Search the material for the string "this", then return every line where it is found.
═════ WORKING DATA
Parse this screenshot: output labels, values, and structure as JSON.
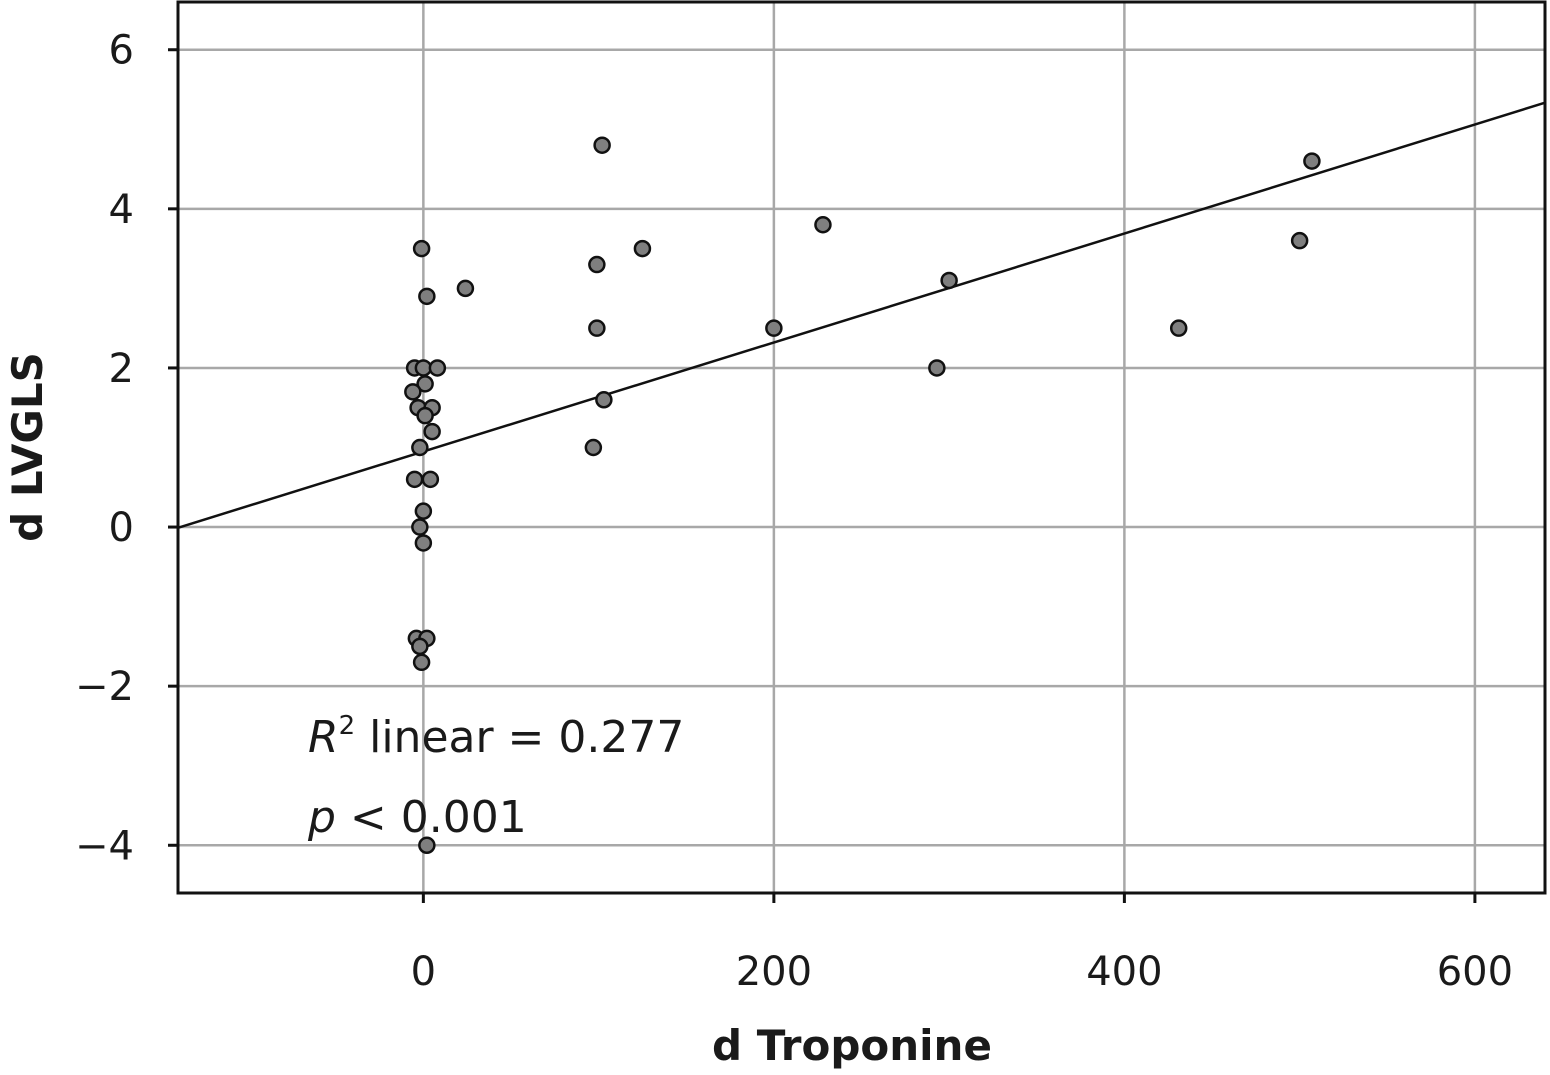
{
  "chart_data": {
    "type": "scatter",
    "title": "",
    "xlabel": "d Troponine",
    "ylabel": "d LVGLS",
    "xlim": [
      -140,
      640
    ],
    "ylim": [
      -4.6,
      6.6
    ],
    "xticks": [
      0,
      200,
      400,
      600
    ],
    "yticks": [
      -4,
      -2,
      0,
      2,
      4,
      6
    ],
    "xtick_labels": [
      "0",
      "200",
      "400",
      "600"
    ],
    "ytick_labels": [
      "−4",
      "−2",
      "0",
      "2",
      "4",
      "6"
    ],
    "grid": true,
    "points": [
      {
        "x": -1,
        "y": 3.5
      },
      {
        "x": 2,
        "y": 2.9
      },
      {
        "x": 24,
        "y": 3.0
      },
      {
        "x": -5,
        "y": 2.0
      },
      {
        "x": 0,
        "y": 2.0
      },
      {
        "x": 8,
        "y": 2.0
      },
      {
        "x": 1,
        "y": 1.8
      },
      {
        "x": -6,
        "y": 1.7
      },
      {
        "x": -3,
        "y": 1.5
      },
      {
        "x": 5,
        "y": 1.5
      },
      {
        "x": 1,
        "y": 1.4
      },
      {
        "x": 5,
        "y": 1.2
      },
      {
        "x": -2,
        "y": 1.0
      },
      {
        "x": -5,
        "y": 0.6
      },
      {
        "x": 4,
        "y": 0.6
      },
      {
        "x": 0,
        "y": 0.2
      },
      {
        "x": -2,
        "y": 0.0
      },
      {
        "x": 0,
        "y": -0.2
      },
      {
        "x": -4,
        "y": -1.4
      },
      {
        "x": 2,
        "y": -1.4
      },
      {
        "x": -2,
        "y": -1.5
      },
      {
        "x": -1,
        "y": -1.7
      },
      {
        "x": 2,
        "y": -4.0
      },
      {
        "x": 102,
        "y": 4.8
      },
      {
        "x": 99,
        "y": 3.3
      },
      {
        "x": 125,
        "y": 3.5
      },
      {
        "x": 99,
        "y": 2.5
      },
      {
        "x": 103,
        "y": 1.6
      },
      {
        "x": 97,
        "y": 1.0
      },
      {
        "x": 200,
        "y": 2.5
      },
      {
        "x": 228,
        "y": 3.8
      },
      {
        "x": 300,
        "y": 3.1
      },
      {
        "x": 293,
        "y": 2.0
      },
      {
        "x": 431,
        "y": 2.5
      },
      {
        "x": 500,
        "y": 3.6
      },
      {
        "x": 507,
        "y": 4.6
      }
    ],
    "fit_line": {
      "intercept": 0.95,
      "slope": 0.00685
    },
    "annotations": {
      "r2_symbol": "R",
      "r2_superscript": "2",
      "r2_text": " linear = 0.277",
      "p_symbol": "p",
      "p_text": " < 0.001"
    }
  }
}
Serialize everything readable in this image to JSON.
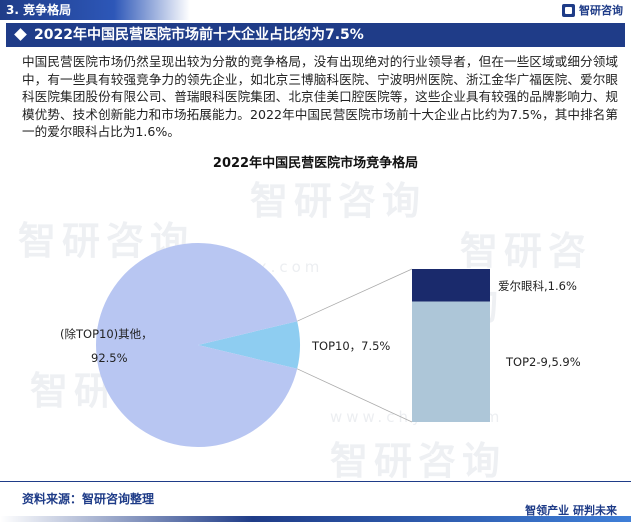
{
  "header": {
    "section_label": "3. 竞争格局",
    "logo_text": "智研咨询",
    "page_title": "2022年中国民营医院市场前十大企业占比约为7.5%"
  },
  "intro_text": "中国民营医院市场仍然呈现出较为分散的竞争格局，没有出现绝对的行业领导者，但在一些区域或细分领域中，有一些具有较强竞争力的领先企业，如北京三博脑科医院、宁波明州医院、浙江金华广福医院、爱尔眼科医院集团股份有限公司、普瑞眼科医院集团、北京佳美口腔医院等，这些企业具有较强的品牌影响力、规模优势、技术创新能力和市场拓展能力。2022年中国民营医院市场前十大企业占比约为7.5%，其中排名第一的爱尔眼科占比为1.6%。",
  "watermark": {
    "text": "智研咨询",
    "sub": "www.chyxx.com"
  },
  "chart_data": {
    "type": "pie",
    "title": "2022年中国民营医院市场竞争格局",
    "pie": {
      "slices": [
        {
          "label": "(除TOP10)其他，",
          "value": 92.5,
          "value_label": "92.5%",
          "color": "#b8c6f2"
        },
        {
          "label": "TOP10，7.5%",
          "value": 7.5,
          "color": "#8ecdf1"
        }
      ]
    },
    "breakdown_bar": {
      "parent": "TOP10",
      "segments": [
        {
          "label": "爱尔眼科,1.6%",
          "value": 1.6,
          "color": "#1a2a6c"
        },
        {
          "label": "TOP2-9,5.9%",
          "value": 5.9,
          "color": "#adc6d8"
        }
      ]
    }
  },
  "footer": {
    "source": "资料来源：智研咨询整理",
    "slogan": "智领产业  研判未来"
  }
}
══════════
# CORRECT RESULT
Parse this screenshot: output labels, values, and structure as JSON.
Serialize everything readable in this image to JSON.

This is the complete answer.